Data items:
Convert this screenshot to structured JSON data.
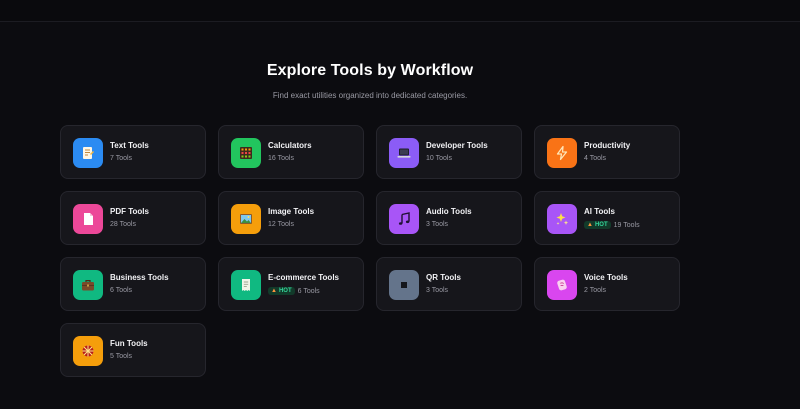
{
  "page": {
    "title": "Explore Tools by Workflow",
    "subtitle": "Find exact utilities organized into dedicated categories."
  },
  "categories": [
    {
      "name": "Text Tools",
      "count": "7 Tools",
      "icon": "document-icon",
      "color": "#2b8bf2"
    },
    {
      "name": "Calculators",
      "count": "16 Tools",
      "icon": "abacus-icon",
      "color": "#22c55e"
    },
    {
      "name": "Developer Tools",
      "count": "10 Tools",
      "icon": "laptop-icon",
      "color": "#8b5cf6"
    },
    {
      "name": "Productivity",
      "count": "4 Tools",
      "icon": "lightning-icon",
      "color": "#f97316"
    },
    {
      "name": "PDF Tools",
      "count": "28 Tools",
      "icon": "pdf-file-icon",
      "color": "#ec4899"
    },
    {
      "name": "Image Tools",
      "count": "12 Tools",
      "icon": "picture-icon",
      "color": "#f59e0b"
    },
    {
      "name": "Audio Tools",
      "count": "3 Tools",
      "icon": "music-note-icon",
      "color": "#a855f7"
    },
    {
      "name": "AI Tools",
      "count": "19 Tools",
      "icon": "sparkles-icon",
      "color": "#a855f7",
      "badge": "HOT"
    },
    {
      "name": "Business Tools",
      "count": "6 Tools",
      "icon": "briefcase-icon",
      "color": "#10b981"
    },
    {
      "name": "E-commerce Tools",
      "count": "6 Tools",
      "icon": "receipt-icon",
      "color": "#10b981",
      "badge": "HOT"
    },
    {
      "name": "QR Tools",
      "count": "3 Tools",
      "icon": "qr-square-icon",
      "color": "#64748b"
    },
    {
      "name": "Voice Tools",
      "count": "2 Tools",
      "icon": "voice-icon",
      "color": "#d946ef"
    },
    {
      "name": "Fun Tools",
      "count": "5 Tools",
      "icon": "spinner-wheel-icon",
      "color": "#f59e0b"
    }
  ],
  "colors": {
    "background": "#0c0c10",
    "card": "#16161b",
    "hot_badge_bg": "#123a2a",
    "hot_badge_text": "#34d399"
  }
}
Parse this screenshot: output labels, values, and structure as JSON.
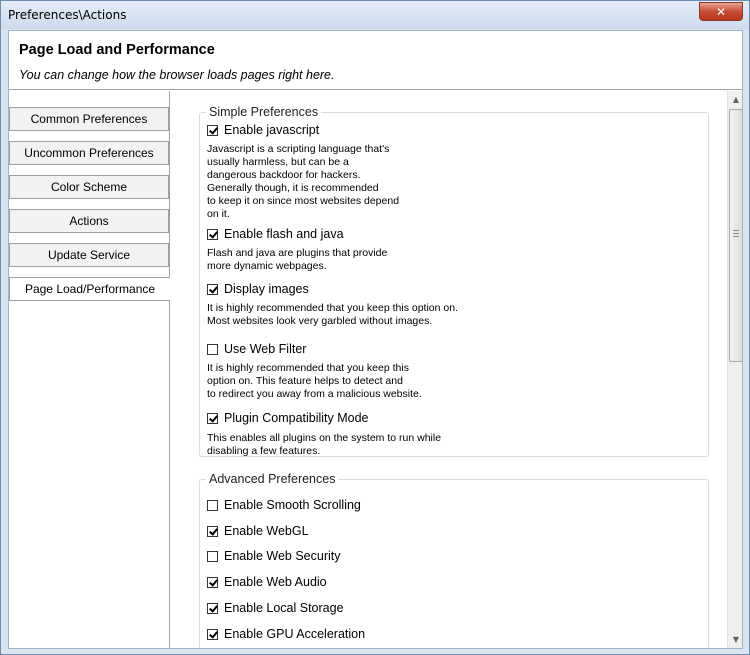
{
  "window": {
    "title": "Preferences\\Actions",
    "close_glyph": "✕"
  },
  "header": {
    "title": "Page Load and Performance",
    "subtitle": "You can change how the browser loads pages right here."
  },
  "tabs": [
    {
      "label": "Common Preferences",
      "active": false
    },
    {
      "label": "Uncommon Preferences",
      "active": false
    },
    {
      "label": "Color Scheme",
      "active": false
    },
    {
      "label": "Actions",
      "active": false
    },
    {
      "label": "Update Service",
      "active": false
    },
    {
      "label": "Page Load/Performance",
      "active": true
    }
  ],
  "simple": {
    "legend": "Simple Preferences",
    "items": [
      {
        "label": "Enable javascript",
        "checked": true,
        "desc": "Javascript is a scripting language that's\nusually harmless, but can be a\ndangerous backdoor for hackers.\nGenerally though, it is recommended\nto keep it on since most websites depend\non it."
      },
      {
        "label": "Enable flash and java",
        "checked": true,
        "desc": "Flash and java are plugins that provide\nmore dynamic webpages."
      },
      {
        "label": "Display images",
        "checked": true,
        "desc": "It is highly recommended that you keep this option on.\nMost websites look very garbled without images."
      },
      {
        "label": "Use Web Filter",
        "checked": false,
        "desc": "It is highly recommended that you keep this\noption on. This feature helps to detect and\nto redirect you away from a malicious website."
      },
      {
        "label": "Plugin Compatibility Mode",
        "checked": true,
        "desc": "This enables all plugins on the system to run while\ndisabling a few features."
      }
    ]
  },
  "advanced": {
    "legend": "Advanced Preferences",
    "items": [
      {
        "label": "Enable Smooth Scrolling",
        "checked": false
      },
      {
        "label": "Enable WebGL",
        "checked": true
      },
      {
        "label": "Enable Web Security",
        "checked": false
      },
      {
        "label": "Enable Web Audio",
        "checked": true
      },
      {
        "label": "Enable Local Storage",
        "checked": true
      },
      {
        "label": "Enable GPU Acceleration",
        "checked": true
      }
    ]
  },
  "scrollbar": {
    "up_glyph": "▲",
    "down_glyph": "▼"
  }
}
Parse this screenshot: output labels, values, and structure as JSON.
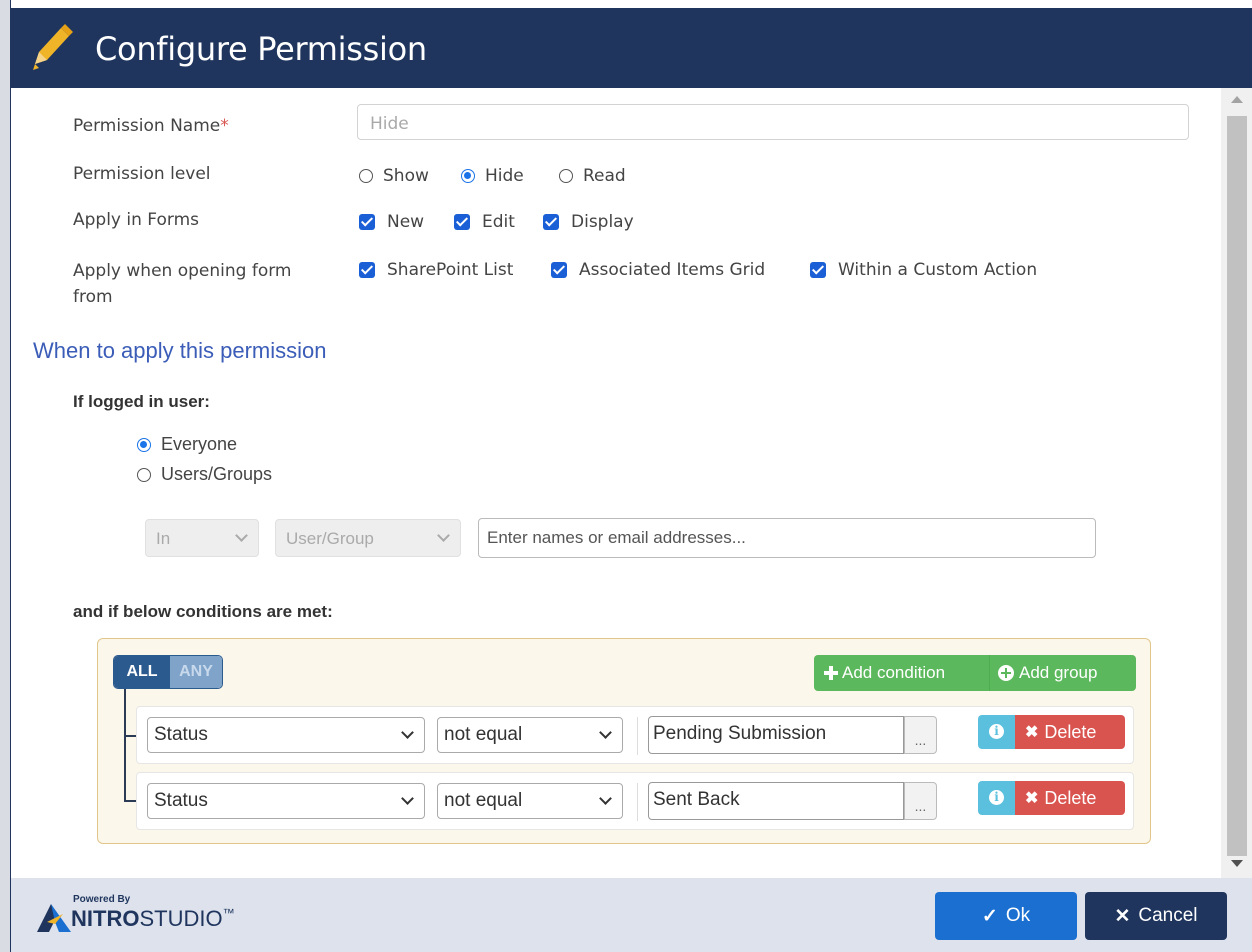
{
  "header": {
    "title": "Configure Permission"
  },
  "form": {
    "permission_name_label": "Permission Name",
    "required_mark": "*",
    "permission_name_value": "Hide",
    "permission_level_label": "Permission level",
    "permission_levels": [
      {
        "label": "Show",
        "selected": false
      },
      {
        "label": "Hide",
        "selected": true
      },
      {
        "label": "Read",
        "selected": false
      }
    ],
    "apply_forms_label": "Apply in Forms",
    "forms": [
      {
        "label": "New",
        "checked": true
      },
      {
        "label": "Edit",
        "checked": true
      },
      {
        "label": "Display",
        "checked": true
      }
    ],
    "apply_opening_label_line1": "Apply when opening form",
    "apply_opening_label_line2": "from",
    "opening_sources": [
      {
        "label": "SharePoint List",
        "checked": true
      },
      {
        "label": "Associated Items Grid",
        "checked": true
      },
      {
        "label": "Within a Custom Action",
        "checked": true
      }
    ]
  },
  "when": {
    "section_title": "When to apply this permission",
    "logged_in_label": "If logged in user:",
    "user_options": [
      {
        "label": "Everyone",
        "selected": true
      },
      {
        "label": "Users/Groups",
        "selected": false
      }
    ],
    "in_select": "In",
    "usergroup_select": "User/Group",
    "names_placeholder": "Enter names or email addresses...",
    "conditions_label": "and if below conditions are met:"
  },
  "conditions": {
    "all_label": "ALL",
    "any_label": "ANY",
    "add_condition_label": "Add condition",
    "add_group_label": "Add group",
    "rules": [
      {
        "field": "Status",
        "operator": "not equal",
        "value": "Pending Submission"
      },
      {
        "field": "Status",
        "operator": "not equal",
        "value": "Sent Back"
      }
    ],
    "dots_label": "...",
    "delete_label": "Delete"
  },
  "footer": {
    "powered_by": "Powered By",
    "brand_bold": "NITRO",
    "brand_light": "STUDIO",
    "trademark": "™",
    "ok_label": "Ok",
    "cancel_label": "Cancel"
  },
  "colors": {
    "header_bg": "#1f355e",
    "accent_blue": "#1a73e8",
    "add_green": "#5cb85c",
    "info_cyan": "#5bc0de",
    "delete_red": "#d9534f",
    "ok_blue": "#1a6fd0"
  }
}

WHAT YOU HAVE TO DO:
Do not copy the pictures, but repeat every line exactly.

COMPLETE OUTPUT:
Convert this screenshot to structured JSON data.
{
  "page": {
    "title": "Explore Tools by Workflow",
    "subtitle": "Find exact utilities organized into dedicated categories."
  },
  "categories": [
    {
      "name": "Text Tools",
      "count": "7 Tools",
      "icon": "document-icon",
      "color": "#2b8bf2"
    },
    {
      "name": "Calculators",
      "count": "16 Tools",
      "icon": "abacus-icon",
      "color": "#22c55e"
    },
    {
      "name": "Developer Tools",
      "count": "10 Tools",
      "icon": "laptop-icon",
      "color": "#8b5cf6"
    },
    {
      "name": "Productivity",
      "count": "4 Tools",
      "icon": "lightning-icon",
      "color": "#f97316"
    },
    {
      "name": "PDF Tools",
      "count": "28 Tools",
      "icon": "pdf-file-icon",
      "color": "#ec4899"
    },
    {
      "name": "Image Tools",
      "count": "12 Tools",
      "icon": "picture-icon",
      "color": "#f59e0b"
    },
    {
      "name": "Audio Tools",
      "count": "3 Tools",
      "icon": "music-note-icon",
      "color": "#a855f7"
    },
    {
      "name": "AI Tools",
      "count": "19 Tools",
      "icon": "sparkles-icon",
      "color": "#a855f7",
      "badge": "HOT"
    },
    {
      "name": "Business Tools",
      "count": "6 Tools",
      "icon": "briefcase-icon",
      "color": "#10b981"
    },
    {
      "name": "E-commerce Tools",
      "count": "6 Tools",
      "icon": "receipt-icon",
      "color": "#10b981",
      "badge": "HOT"
    },
    {
      "name": "QR Tools",
      "count": "3 Tools",
      "icon": "qr-square-icon",
      "color": "#64748b"
    },
    {
      "name": "Voice Tools",
      "count": "2 Tools",
      "icon": "voice-icon",
      "color": "#d946ef"
    },
    {
      "name": "Fun Tools",
      "count": "5 Tools",
      "icon": "spinner-wheel-icon",
      "color": "#f59e0b"
    }
  ],
  "colors": {
    "background": "#0c0c10",
    "card": "#16161b",
    "hot_badge_bg": "#123a2a",
    "hot_badge_text": "#34d399"
  }
}
Parse this screenshot: output labels, values, and structure as JSON.
{
  "window": {
    "title": "Preferences\\Actions",
    "close_glyph": "✕"
  },
  "header": {
    "title": "Page Load and Performance",
    "subtitle": "You can change how the browser loads pages right here."
  },
  "tabs": [
    {
      "label": "Common Preferences",
      "active": false
    },
    {
      "label": "Uncommon Preferences",
      "active": false
    },
    {
      "label": "Color Scheme",
      "active": false
    },
    {
      "label": "Actions",
      "active": false
    },
    {
      "label": "Update Service",
      "active": false
    },
    {
      "label": "Page Load/Performance",
      "active": true
    }
  ],
  "simple": {
    "legend": "Simple Preferences",
    "items": [
      {
        "label": "Enable javascript",
        "checked": true,
        "desc": "Javascript is a scripting language that's\nusually harmless, but can be a\ndangerous backdoor for hackers.\nGenerally though, it is recommended\nto keep it on since most websites depend\non it."
      },
      {
        "label": "Enable flash and java",
        "checked": true,
        "desc": "Flash and java are plugins that provide\nmore dynamic webpages."
      },
      {
        "label": "Display images",
        "checked": true,
        "desc": "It is highly recommended that you keep this option on.\nMost websites look very garbled without images."
      },
      {
        "label": "Use Web Filter",
        "checked": false,
        "desc": "It is highly recommended that you keep this\noption on. This feature helps to detect and\nto redirect you away from a malicious website."
      },
      {
        "label": "Plugin Compatibility Mode",
        "checked": true,
        "desc": "This enables all plugins on the system to run while\ndisabling a few features."
      }
    ]
  },
  "advanced": {
    "legend": "Advanced Preferences",
    "items": [
      {
        "label": "Enable Smooth Scrolling",
        "checked": false
      },
      {
        "label": "Enable WebGL",
        "checked": true
      },
      {
        "label": "Enable Web Security",
        "checked": false
      },
      {
        "label": "Enable Web Audio",
        "checked": true
      },
      {
        "label": "Enable Local Storage",
        "checked": true
      },
      {
        "label": "Enable GPU Acceleration",
        "checked": true
      }
    ]
  },
  "scrollbar": {
    "up_glyph": "▲",
    "down_glyph": "▼"
  }
}
Parse this screenshot: output labels, values, and structure as JSON.
{
  "header": {
    "title": "Configure Permission"
  },
  "form": {
    "permission_name_label": "Permission Name",
    "required_mark": "*",
    "permission_name_value": "Hide",
    "permission_level_label": "Permission level",
    "permission_levels": [
      {
        "label": "Show",
        "selected": false
      },
      {
        "label": "Hide",
        "selected": true
      },
      {
        "label": "Read",
        "selected": false
      }
    ],
    "apply_forms_label": "Apply in Forms",
    "forms": [
      {
        "label": "New",
        "checked": true
      },
      {
        "label": "Edit",
        "checked": true
      },
      {
        "label": "Display",
        "checked": true
      }
    ],
    "apply_opening_label_line1": "Apply when opening form",
    "apply_opening_label_line2": "from",
    "opening_sources": [
      {
        "label": "SharePoint List",
        "checked": true
      },
      {
        "label": "Associated Items Grid",
        "checked": true
      },
      {
        "label": "Within a Custom Action",
        "checked": true
      }
    ]
  },
  "when": {
    "section_title": "When to apply this permission",
    "logged_in_label": "If logged in user:",
    "user_options": [
      {
        "label": "Everyone",
        "selected": true
      },
      {
        "label": "Users/Groups",
        "selected": false
      }
    ],
    "in_select": "In",
    "usergroup_select": "User/Group",
    "names_placeholder": "Enter names or email addresses...",
    "conditions_label": "and if below conditions are met:"
  },
  "conditions": {
    "all_label": "ALL",
    "any_label": "ANY",
    "add_condition_label": "Add condition",
    "add_group_label": "Add group",
    "rules": [
      {
        "field": "Status",
        "operator": "not equal",
        "value": "Pending Submission"
      },
      {
        "field": "Status",
        "operator": "not equal",
        "value": "Sent Back"
      }
    ],
    "dots_label": "...",
    "delete_label": "Delete"
  },
  "footer": {
    "powered_by": "Powered By",
    "brand_bold": "NITRO",
    "brand_light": "STUDIO",
    "trademark": "™",
    "ok_label": "Ok",
    "cancel_label": "Cancel"
  },
  "colors": {
    "header_bg": "#1f355e",
    "accent_blue": "#1a73e8",
    "add_green": "#5cb85c",
    "info_cyan": "#5bc0de",
    "delete_red": "#d9534f",
    "ok_blue": "#1a6fd0"
  }
}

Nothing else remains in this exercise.